Stored data.

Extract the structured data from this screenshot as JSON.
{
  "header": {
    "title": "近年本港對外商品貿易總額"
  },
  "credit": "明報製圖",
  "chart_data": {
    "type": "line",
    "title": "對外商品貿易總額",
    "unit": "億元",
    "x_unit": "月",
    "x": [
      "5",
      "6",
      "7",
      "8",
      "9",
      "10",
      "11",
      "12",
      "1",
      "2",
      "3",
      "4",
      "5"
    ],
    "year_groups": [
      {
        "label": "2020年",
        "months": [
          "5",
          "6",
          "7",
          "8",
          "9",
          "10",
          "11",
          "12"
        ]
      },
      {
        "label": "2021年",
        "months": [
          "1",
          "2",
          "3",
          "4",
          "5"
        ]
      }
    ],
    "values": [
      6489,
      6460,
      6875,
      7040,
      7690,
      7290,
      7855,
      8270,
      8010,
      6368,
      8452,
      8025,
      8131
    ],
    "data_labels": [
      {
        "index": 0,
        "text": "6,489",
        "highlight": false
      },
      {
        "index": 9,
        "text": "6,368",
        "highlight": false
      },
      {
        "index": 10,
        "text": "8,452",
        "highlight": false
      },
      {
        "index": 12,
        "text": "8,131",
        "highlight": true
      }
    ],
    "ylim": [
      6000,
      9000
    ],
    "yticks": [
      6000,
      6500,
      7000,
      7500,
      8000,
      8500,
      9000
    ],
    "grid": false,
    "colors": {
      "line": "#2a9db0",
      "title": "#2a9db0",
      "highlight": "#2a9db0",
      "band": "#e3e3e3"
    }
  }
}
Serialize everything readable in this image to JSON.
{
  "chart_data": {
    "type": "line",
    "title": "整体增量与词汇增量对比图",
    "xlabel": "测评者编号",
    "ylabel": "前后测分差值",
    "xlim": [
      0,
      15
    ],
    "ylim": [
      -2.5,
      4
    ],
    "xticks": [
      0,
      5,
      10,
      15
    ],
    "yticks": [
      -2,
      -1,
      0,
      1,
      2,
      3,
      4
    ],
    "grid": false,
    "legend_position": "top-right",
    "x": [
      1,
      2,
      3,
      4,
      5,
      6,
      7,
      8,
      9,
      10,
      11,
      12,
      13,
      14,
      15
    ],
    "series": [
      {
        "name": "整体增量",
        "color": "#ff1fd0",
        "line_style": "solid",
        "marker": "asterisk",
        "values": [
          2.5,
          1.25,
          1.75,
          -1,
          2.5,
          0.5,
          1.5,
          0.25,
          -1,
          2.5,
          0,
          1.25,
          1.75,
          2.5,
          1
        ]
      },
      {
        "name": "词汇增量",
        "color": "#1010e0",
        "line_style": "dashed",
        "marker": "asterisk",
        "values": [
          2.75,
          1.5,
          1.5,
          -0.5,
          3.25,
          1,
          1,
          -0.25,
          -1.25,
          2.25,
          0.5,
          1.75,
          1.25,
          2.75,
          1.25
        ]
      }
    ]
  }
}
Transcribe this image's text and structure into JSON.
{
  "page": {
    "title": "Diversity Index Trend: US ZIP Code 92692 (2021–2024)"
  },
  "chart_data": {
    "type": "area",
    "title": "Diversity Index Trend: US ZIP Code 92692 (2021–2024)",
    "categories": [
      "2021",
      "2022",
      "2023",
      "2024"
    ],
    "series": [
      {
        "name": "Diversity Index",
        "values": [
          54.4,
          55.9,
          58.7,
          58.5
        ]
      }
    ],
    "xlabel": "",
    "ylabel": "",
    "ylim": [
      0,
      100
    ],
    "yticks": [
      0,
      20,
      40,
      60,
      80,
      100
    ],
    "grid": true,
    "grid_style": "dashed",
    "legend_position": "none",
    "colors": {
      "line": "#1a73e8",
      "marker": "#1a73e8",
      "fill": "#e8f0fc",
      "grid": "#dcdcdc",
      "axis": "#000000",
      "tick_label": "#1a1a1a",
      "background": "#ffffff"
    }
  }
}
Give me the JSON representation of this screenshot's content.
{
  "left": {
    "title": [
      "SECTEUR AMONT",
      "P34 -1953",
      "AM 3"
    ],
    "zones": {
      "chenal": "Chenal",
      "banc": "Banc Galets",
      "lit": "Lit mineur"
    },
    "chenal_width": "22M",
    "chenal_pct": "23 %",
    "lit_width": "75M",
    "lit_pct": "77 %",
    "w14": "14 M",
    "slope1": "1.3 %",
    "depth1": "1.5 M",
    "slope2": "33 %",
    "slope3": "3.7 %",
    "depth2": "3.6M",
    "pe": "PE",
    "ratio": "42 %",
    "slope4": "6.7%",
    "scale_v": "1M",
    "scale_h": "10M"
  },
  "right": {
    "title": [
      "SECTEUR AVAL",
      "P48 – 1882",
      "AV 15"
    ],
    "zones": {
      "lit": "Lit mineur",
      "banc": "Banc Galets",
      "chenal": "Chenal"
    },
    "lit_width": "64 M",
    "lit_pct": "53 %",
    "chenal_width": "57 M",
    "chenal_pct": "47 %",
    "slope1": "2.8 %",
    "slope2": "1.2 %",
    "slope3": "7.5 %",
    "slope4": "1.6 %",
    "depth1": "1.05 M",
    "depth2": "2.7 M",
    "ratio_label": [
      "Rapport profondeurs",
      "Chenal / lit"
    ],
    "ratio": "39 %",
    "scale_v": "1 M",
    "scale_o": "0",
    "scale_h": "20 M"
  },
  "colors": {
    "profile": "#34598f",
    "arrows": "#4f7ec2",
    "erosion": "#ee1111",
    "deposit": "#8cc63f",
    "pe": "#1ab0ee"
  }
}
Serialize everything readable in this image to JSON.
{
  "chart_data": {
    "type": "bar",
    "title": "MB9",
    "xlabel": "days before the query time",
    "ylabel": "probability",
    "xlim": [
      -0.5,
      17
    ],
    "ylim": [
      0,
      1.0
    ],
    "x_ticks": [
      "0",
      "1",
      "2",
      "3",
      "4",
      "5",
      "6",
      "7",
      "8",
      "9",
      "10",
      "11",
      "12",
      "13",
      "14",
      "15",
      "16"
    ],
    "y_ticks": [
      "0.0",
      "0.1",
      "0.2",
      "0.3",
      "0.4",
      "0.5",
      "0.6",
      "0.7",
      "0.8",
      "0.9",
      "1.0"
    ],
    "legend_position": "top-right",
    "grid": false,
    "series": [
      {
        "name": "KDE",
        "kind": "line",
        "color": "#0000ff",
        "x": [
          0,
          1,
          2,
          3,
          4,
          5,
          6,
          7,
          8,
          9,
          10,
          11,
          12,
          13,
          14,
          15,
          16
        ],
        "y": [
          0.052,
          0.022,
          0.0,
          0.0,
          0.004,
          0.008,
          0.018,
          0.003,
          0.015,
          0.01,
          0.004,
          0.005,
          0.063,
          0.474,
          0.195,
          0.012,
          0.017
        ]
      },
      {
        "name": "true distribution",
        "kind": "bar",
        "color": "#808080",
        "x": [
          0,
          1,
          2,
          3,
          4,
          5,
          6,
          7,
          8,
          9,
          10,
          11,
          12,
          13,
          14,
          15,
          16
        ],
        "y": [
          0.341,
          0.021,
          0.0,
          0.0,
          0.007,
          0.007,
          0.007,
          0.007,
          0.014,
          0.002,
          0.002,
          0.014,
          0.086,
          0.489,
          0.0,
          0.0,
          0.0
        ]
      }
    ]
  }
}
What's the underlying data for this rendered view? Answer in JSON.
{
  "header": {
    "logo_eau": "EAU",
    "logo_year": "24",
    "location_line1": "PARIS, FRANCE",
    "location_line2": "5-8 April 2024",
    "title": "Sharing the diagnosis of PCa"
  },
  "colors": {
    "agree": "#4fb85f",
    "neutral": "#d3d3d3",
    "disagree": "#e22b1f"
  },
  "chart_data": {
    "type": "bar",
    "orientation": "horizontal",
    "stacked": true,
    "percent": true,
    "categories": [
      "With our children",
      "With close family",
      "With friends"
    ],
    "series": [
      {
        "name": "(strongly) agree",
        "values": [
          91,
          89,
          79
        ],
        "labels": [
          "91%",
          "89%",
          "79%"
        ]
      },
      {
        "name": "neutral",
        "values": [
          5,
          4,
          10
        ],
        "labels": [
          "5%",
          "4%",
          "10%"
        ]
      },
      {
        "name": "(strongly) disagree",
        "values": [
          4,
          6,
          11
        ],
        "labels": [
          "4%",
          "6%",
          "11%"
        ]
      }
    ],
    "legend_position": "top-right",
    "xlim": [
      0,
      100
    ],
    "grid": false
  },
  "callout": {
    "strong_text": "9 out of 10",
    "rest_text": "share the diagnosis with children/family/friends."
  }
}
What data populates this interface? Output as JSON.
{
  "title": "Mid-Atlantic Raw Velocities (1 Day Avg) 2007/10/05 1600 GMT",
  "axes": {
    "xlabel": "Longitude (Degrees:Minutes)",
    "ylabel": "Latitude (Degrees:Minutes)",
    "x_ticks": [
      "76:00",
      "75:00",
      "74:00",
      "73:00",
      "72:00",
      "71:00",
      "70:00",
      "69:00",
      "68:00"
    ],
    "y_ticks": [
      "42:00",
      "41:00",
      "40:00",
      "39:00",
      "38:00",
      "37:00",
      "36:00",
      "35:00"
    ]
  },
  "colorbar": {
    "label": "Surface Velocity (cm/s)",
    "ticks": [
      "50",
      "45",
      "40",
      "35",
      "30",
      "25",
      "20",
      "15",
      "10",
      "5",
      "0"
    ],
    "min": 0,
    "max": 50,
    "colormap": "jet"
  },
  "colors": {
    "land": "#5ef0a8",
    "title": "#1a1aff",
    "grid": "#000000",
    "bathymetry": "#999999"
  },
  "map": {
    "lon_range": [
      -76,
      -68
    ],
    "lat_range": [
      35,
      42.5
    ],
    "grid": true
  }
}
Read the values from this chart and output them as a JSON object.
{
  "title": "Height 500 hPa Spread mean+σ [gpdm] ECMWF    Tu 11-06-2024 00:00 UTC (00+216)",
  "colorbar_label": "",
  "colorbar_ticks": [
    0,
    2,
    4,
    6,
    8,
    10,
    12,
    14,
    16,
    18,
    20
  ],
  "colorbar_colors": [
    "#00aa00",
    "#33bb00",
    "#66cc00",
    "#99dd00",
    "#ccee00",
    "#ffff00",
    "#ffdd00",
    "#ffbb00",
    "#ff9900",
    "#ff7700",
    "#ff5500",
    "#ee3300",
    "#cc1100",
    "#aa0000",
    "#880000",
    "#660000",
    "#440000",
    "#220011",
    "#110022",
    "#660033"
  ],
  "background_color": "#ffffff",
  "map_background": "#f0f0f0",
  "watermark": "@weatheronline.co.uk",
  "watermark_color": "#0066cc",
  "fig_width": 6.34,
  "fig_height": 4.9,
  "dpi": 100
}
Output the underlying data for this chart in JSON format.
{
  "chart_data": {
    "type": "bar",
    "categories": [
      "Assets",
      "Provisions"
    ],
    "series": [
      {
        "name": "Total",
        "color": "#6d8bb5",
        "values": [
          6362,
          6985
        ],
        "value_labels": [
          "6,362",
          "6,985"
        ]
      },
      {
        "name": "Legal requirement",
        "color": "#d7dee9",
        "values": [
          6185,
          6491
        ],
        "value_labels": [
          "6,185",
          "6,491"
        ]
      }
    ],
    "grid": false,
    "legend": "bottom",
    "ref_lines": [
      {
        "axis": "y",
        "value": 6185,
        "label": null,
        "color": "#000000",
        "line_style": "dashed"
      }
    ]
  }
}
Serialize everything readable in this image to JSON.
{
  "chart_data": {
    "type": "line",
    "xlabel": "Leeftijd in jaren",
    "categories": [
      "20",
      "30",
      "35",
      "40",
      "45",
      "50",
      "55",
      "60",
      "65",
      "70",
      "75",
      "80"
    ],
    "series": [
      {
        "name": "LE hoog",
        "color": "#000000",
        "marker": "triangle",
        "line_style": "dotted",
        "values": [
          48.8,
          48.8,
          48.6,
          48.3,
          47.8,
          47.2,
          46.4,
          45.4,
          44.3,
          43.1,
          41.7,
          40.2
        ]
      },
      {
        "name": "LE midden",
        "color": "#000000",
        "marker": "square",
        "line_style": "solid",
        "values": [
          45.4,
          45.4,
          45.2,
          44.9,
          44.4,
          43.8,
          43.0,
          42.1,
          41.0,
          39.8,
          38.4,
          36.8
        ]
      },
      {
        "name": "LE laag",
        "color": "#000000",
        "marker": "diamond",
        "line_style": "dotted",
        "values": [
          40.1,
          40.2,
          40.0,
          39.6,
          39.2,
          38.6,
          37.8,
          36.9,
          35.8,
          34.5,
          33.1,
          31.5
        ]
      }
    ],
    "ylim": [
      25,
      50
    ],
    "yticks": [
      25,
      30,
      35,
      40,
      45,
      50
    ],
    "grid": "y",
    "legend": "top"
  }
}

Requirement. Filter the listing above by the word "Diversity"; copy each line that passes.

Result for this exercise.
    "title": "Diversity Index Trend: US ZIP Code 92692 (2021–2024)"
    "title": "Diversity Index Trend: US ZIP Code 92692 (2021–2024)",
        "name": "Diversity Index",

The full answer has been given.